Transport giant First Group has made procurement a central part of its business, thanks to a new "customer-focused" strategy.

This includes recruiting buyers from outside traditional purchasing backgrounds to improve internal and supplier relationships.

Eddie Kerr, group purchasing director, told SM changes to the purchasing process had also meant altering the way it deals with people. He said bringing in staff from non-buying roles had been important: "We are very open about pooling and sharing experience. In return for what they bring, we coach and develop them and they commit to formal study. It gives us credibility with customers who already thought highly of them."

All sourcing at the group now has a cross-functional approach and this has led to more support for procurement within the company. "People now come to us with issues that frankly would previously have bypassed procurement," he said.

The decision to make meeting customer needs the firm's priority has had other advantages for improving the way purchasing works.

"Purchasing is now dedicated toward supporting our internal customers, which was not always the case before," said Kerr. "We have spent a lot of time on prioritising customer feedback. Whatever we do from a group position must be for the benefit of the customer."

----------------

# [Stated problem a]
Write out the listing below line for line, without changing anything.

# [Listed entries]
----------------

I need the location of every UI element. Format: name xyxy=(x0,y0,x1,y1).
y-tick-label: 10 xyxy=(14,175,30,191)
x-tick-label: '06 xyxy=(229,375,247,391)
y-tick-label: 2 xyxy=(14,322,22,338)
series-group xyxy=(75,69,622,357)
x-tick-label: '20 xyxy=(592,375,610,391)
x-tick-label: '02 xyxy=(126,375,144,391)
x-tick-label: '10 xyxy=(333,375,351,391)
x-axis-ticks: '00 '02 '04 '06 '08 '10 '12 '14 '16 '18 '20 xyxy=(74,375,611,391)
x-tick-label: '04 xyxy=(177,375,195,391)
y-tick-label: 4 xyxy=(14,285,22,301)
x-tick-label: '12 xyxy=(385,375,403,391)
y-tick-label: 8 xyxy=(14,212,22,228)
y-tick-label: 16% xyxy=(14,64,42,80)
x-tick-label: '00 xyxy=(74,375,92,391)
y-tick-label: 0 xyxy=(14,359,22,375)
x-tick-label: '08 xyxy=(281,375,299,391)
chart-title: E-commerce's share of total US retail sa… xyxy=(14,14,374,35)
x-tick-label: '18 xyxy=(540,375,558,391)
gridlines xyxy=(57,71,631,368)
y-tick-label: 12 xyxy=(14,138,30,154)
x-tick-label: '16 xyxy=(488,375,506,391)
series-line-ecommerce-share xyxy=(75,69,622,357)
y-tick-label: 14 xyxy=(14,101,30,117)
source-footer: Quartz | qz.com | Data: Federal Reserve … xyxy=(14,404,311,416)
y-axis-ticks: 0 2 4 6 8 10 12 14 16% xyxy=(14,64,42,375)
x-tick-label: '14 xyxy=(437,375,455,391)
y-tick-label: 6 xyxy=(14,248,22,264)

----------------

# [Stated problem b]
Continue the article above on First Group's purchasing strategy, starting after its last sentence.

# [Response a]
I need the location of every UI element. Format: name xyxy=(x0,y0,x1,y1).
y-tick-label: 10 xyxy=(14,175,30,191)
x-tick-label: '06 xyxy=(229,375,247,391)
y-tick-label: 2 xyxy=(14,322,22,338)
series-group xyxy=(75,69,622,357)
x-tick-label: '20 xyxy=(592,375,610,391)
x-tick-label: '02 xyxy=(126,375,144,391)
x-tick-label: '10 xyxy=(333,375,351,391)
x-axis-ticks: '00 '02 '04 '06 '08 '10 '12 '14 '16 '18 '20 xyxy=(74,375,611,391)
x-tick-label: '04 xyxy=(177,375,195,391)
y-tick-label: 4 xyxy=(14,285,22,301)
x-tick-label: '12 xyxy=(385,375,403,391)
y-tick-label: 8 xyxy=(14,212,22,228)
y-tick-label: 16% xyxy=(14,64,42,80)
x-tick-label: '00 xyxy=(74,375,92,391)
y-tick-label: 0 xyxy=(14,359,22,375)
x-tick-label: '08 xyxy=(281,375,299,391)
chart-title: E-commerce's share of total US retail sa… xyxy=(14,14,374,35)
x-tick-label: '18 xyxy=(540,375,558,391)
gridlines xyxy=(57,71,631,368)
y-tick-label: 12 xyxy=(14,138,30,154)
x-tick-label: '16 xyxy=(488,375,506,391)
series-line-ecommerce-share xyxy=(75,69,622,357)
y-tick-label: 14 xyxy=(14,101,30,117)
source-footer: Quartz | qz.com | Data: Federal Reserve … xyxy=(14,404,311,416)
y-axis-ticks: 0 2 4 6 8 10 12 14 16% xyxy=(14,64,42,375)
x-tick-label: '14 xyxy=(437,375,455,391)
y-tick-label: 6 xyxy=(14,248,22,264)

# [Response b]
He added the new model had improved the quality of the firm's tenders, because the group was now procuring items that customers believed were important. "It is a valuable test to ensure we do not assume anything on behalf of our customers. It gives us very solid specifications to procure from suppliers and consequently we have much more meaningful discussions with them."

One example is the firm's focus on ethical and environmental issues, driven by increasing customer interest in its environmental impact.

By working with the group's fuel supplier, half of the firm's bus fleet now runs on bio diesel or ultra-low sulphur diesel - all for the same costs as the regular fuel.

It also ensured the uniforms for its 70,000 staff were sustainably and ethically sourced.

"The combination of a clear customer need and a strong supply base can make huge changes happen, which makes customers feel good about the purchasing process," he said.